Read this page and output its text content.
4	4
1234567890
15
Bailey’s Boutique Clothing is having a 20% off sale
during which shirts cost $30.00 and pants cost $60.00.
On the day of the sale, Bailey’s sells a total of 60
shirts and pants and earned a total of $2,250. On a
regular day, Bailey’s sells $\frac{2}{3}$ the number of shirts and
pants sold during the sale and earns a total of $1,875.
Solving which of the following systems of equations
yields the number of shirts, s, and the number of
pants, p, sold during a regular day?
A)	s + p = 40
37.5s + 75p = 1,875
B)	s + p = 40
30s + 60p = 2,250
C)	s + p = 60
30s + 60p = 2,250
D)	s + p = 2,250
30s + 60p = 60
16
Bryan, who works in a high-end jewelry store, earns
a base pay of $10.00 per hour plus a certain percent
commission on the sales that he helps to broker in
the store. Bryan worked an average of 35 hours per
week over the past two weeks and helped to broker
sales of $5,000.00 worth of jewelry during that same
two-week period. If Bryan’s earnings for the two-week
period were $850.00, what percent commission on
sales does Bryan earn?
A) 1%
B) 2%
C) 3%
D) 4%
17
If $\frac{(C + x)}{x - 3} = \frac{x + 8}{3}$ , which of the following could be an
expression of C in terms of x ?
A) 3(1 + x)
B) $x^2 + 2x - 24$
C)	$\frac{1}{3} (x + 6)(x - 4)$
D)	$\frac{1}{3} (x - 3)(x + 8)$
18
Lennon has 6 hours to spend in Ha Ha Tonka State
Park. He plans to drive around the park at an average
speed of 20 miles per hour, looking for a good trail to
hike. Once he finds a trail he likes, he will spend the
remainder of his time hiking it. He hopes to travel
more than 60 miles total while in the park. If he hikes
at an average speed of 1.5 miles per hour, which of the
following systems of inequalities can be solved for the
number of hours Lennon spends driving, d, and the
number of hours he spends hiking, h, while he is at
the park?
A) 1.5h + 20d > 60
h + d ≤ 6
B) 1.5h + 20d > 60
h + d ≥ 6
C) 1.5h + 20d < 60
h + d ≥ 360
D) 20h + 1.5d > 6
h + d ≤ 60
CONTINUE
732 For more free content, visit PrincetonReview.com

__________

TO DO
Copy every line of the records above that holds the word "regular".

WORKED SOLUTION
regular day, Bailey’s sells $\frac{2}{3}$ the number of shirts and
pants, p, sold during a regular day?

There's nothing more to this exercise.